# [Supplied data]
^^^^^^^^^^^^^^^^

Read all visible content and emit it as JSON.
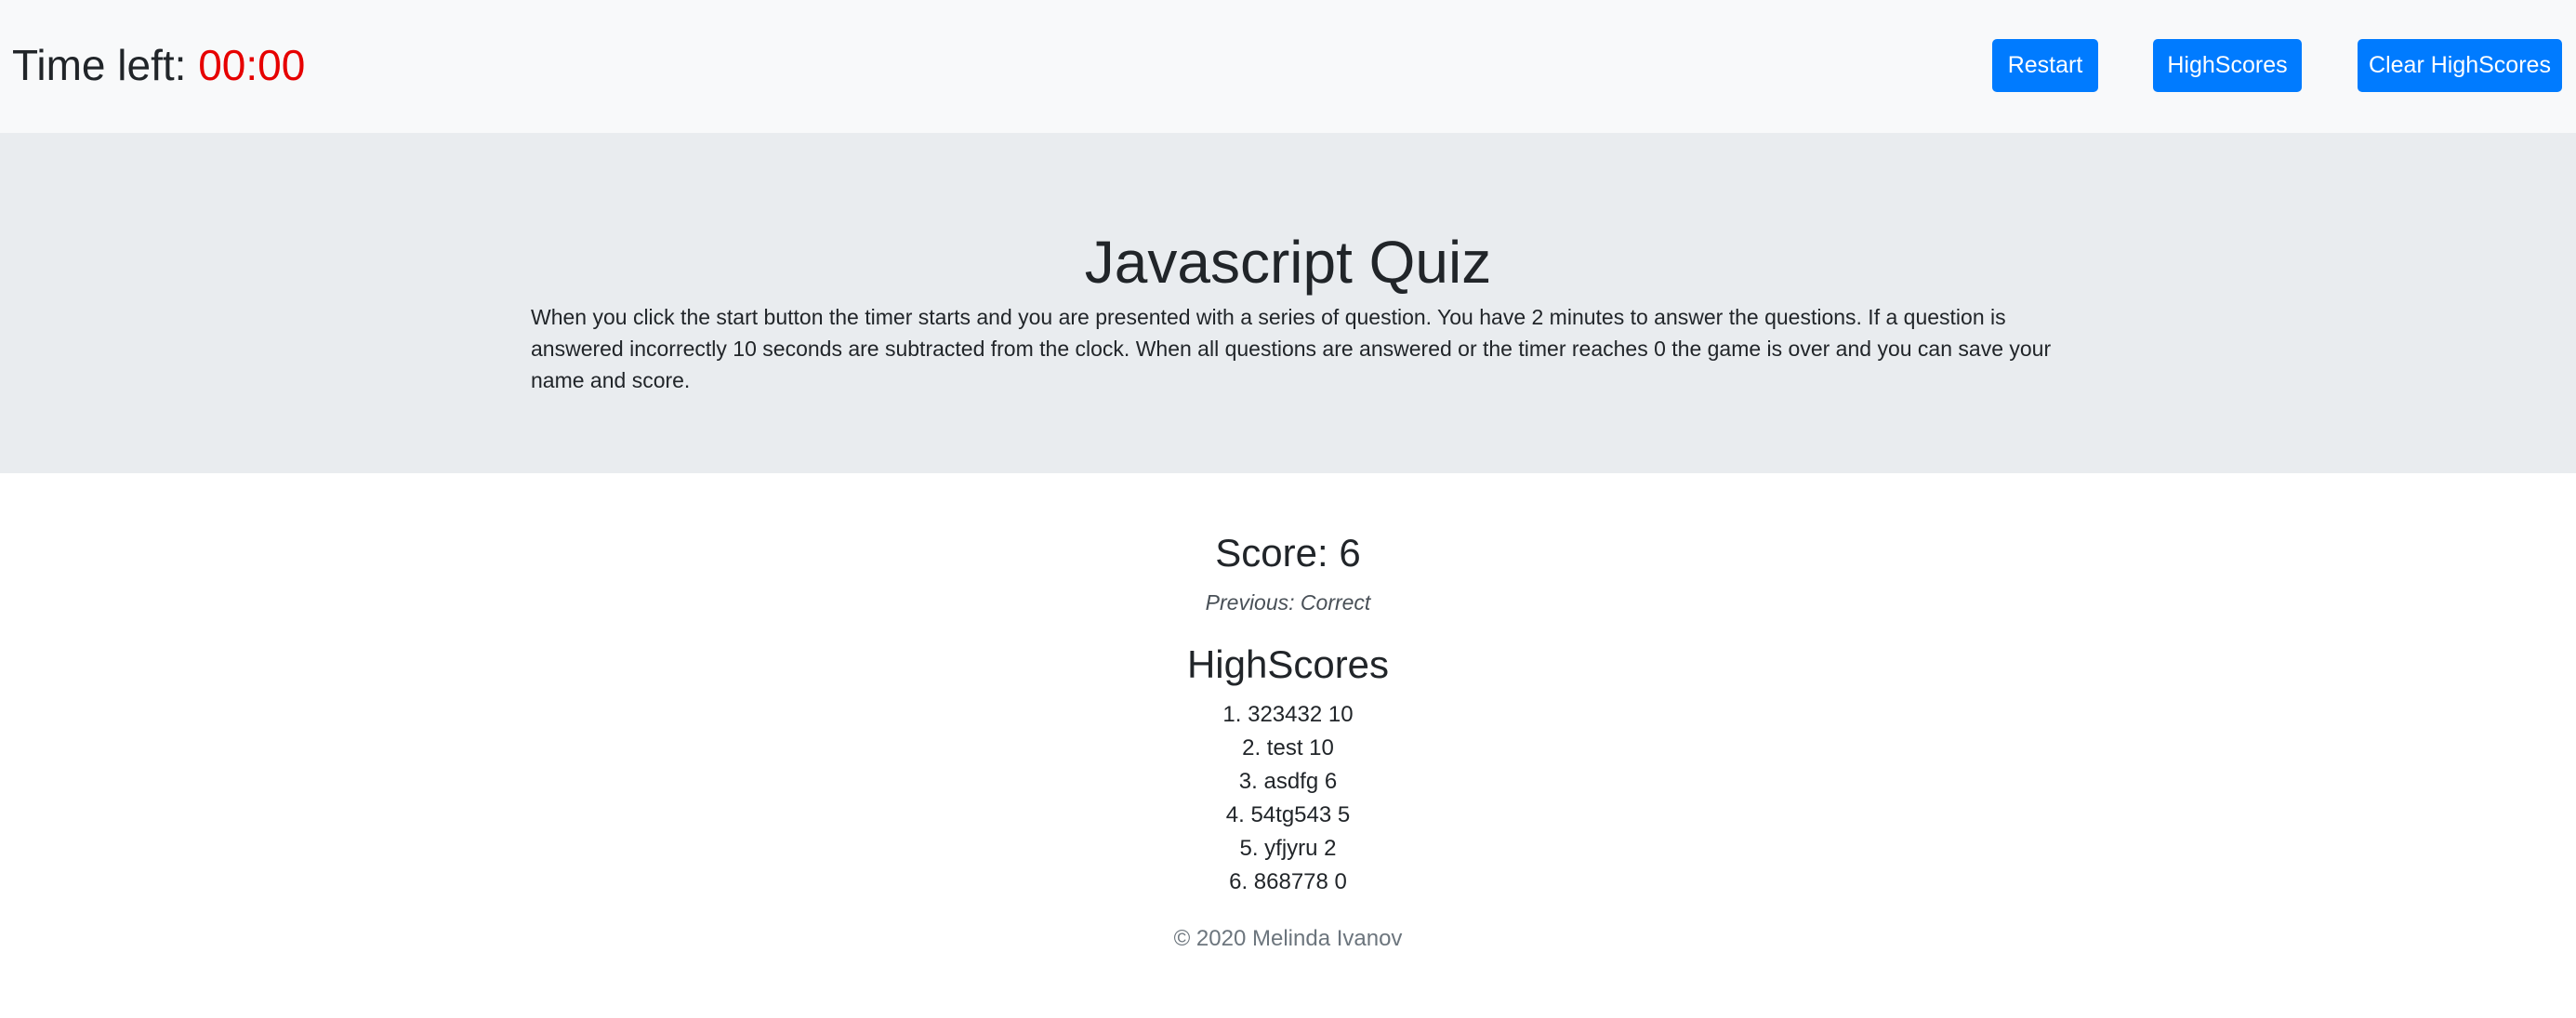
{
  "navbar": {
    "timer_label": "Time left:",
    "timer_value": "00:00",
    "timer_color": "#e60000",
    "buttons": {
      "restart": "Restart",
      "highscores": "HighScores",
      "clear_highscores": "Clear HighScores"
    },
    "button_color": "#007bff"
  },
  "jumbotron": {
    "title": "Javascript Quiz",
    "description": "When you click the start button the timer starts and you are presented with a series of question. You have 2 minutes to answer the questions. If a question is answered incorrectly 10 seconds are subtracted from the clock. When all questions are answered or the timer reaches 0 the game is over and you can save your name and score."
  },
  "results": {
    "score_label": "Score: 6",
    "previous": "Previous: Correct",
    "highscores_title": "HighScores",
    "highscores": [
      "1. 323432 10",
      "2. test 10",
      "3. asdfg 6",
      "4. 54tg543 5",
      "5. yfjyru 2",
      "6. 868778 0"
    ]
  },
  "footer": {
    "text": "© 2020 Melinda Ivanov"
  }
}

^^^^^^^^^^^^^^^^

# [What you need to do]
Quote every record above exactly, leaving out the pictures.

# [Finished task]
Read all visible content and emit it as JSON.
{
  "navbar": {
    "timer_label": "Time left:",
    "timer_value": "00:00",
    "timer_color": "#e60000",
    "buttons": {
      "restart": "Restart",
      "highscores": "HighScores",
      "clear_highscores": "Clear HighScores"
    },
    "button_color": "#007bff"
  },
  "jumbotron": {
    "title": "Javascript Quiz",
    "description": "When you click the start button the timer starts and you are presented with a series of question. You have 2 minutes to answer the questions. If a question is answered incorrectly 10 seconds are subtracted from the clock. When all questions are answered or the timer reaches 0 the game is over and you can save your name and score."
  },
  "results": {
    "score_label": "Score: 6",
    "previous": "Previous: Correct",
    "highscores_title": "HighScores",
    "highscores": [
      "1. 323432 10",
      "2. test 10",
      "3. asdfg 6",
      "4. 54tg543 5",
      "5. yfjyru 2",
      "6. 868778 0"
    ]
  },
  "footer": {
    "text": "© 2020 Melinda Ivanov"
  }
}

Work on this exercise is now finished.